Repeat the whole listing below, word for word.

## RECORD EXTRACTS

┄┄┄┄┄┄

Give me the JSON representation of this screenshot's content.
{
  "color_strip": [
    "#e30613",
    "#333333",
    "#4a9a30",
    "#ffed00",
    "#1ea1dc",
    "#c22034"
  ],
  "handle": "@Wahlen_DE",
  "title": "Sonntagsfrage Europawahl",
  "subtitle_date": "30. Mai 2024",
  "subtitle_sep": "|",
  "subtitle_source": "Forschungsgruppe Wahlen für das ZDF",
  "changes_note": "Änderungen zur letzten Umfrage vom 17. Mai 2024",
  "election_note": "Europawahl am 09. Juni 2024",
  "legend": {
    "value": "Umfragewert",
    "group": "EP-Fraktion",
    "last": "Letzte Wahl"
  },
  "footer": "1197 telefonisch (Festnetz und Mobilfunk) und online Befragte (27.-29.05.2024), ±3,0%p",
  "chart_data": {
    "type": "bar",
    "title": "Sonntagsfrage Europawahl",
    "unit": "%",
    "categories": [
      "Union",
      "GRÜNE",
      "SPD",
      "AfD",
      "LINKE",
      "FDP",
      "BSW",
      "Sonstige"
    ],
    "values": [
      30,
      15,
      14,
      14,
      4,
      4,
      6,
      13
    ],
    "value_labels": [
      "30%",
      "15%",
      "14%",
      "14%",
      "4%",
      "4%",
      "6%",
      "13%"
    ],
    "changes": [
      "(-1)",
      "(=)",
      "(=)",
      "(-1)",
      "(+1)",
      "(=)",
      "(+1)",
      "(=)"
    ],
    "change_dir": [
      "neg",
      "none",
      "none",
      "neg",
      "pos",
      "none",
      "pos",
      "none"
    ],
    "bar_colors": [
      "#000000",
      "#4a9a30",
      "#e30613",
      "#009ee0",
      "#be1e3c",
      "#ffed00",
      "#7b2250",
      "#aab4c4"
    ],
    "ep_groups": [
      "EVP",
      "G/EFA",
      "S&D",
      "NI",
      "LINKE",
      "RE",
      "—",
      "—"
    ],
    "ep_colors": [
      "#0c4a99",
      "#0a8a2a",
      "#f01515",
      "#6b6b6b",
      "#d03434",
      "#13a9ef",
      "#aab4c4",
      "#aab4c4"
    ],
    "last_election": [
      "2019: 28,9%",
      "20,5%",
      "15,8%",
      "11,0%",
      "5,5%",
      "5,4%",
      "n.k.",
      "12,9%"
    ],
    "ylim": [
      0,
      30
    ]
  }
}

┄┄┄┄┄┄

## RESULT OF THIS EXERCISE
Give me the JSON representation of this screenshot's content.
{
  "color_strip": [
    "#e30613",
    "#333333",
    "#4a9a30",
    "#ffed00",
    "#1ea1dc",
    "#c22034"
  ],
  "handle": "@Wahlen_DE",
  "title": "Sonntagsfrage Europawahl",
  "subtitle_date": "30. Mai 2024",
  "subtitle_sep": "|",
  "subtitle_source": "Forschungsgruppe Wahlen für das ZDF",
  "changes_note": "Änderungen zur letzten Umfrage vom 17. Mai 2024",
  "election_note": "Europawahl am 09. Juni 2024",
  "legend": {
    "value": "Umfragewert",
    "group": "EP-Fraktion",
    "last": "Letzte Wahl"
  },
  "footer": "1197 telefonisch (Festnetz und Mobilfunk) und online Befragte (27.-29.05.2024), ±3,0%p",
  "chart_data": {
    "type": "bar",
    "title": "Sonntagsfrage Europawahl",
    "unit": "%",
    "categories": [
      "Union",
      "GRÜNE",
      "SPD",
      "AfD",
      "LINKE",
      "FDP",
      "BSW",
      "Sonstige"
    ],
    "values": [
      30,
      15,
      14,
      14,
      4,
      4,
      6,
      13
    ],
    "value_labels": [
      "30%",
      "15%",
      "14%",
      "14%",
      "4%",
      "4%",
      "6%",
      "13%"
    ],
    "changes": [
      "(-1)",
      "(=)",
      "(=)",
      "(-1)",
      "(+1)",
      "(=)",
      "(+1)",
      "(=)"
    ],
    "change_dir": [
      "neg",
      "none",
      "none",
      "neg",
      "pos",
      "none",
      "pos",
      "none"
    ],
    "bar_colors": [
      "#000000",
      "#4a9a30",
      "#e30613",
      "#009ee0",
      "#be1e3c",
      "#ffed00",
      "#7b2250",
      "#aab4c4"
    ],
    "ep_groups": [
      "EVP",
      "G/EFA",
      "S&D",
      "NI",
      "LINKE",
      "RE",
      "—",
      "—"
    ],
    "ep_colors": [
      "#0c4a99",
      "#0a8a2a",
      "#f01515",
      "#6b6b6b",
      "#d03434",
      "#13a9ef",
      "#aab4c4",
      "#aab4c4"
    ],
    "last_election": [
      "2019: 28,9%",
      "20,5%",
      "15,8%",
      "11,0%",
      "5,5%",
      "5,4%",
      "n.k.",
      "12,9%"
    ],
    "ylim": [
      0,
      30
    ]
  }
}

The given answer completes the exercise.